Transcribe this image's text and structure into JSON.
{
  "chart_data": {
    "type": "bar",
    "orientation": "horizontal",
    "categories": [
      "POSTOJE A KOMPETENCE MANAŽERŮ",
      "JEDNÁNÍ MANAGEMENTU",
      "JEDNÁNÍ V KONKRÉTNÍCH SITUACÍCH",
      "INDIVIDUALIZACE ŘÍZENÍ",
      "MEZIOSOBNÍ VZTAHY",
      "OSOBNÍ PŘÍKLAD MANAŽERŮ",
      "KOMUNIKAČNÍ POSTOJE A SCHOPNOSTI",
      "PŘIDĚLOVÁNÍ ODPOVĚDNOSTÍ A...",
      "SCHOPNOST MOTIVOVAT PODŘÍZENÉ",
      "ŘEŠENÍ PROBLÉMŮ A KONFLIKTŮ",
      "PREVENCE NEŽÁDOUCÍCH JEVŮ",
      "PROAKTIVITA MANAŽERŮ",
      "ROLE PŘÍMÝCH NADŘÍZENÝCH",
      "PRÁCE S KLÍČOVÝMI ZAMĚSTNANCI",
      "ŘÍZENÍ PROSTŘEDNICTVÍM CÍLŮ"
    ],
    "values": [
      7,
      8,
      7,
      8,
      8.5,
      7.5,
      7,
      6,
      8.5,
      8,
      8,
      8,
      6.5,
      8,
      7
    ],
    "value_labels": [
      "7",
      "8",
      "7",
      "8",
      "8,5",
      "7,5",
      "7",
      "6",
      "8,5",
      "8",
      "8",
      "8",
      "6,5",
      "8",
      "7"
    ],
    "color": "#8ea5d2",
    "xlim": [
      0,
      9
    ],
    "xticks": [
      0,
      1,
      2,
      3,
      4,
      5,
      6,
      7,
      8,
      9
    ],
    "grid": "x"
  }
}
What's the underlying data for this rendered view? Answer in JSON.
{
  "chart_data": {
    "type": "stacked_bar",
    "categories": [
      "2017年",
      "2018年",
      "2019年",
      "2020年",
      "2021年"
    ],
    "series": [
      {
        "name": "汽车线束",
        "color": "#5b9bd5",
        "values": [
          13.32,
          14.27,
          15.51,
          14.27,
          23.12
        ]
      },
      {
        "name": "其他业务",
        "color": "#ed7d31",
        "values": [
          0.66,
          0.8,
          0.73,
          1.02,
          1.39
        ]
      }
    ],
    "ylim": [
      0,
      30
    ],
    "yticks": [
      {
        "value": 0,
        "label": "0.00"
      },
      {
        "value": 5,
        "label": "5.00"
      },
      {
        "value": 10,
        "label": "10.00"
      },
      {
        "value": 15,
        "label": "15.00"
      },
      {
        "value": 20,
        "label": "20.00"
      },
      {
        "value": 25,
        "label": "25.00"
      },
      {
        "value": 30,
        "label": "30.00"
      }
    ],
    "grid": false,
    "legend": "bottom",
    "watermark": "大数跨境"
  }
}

**AIM OF THE EXERCISE:** Pull out all lines in the data above that include "POSTOJE".

**ANSWER TO THIS PROBLEM:**
      "POSTOJE A KOMPETENCE MANAŽERŮ",
      "KOMUNIKAČNÍ POSTOJE A SCHOPNOSTI",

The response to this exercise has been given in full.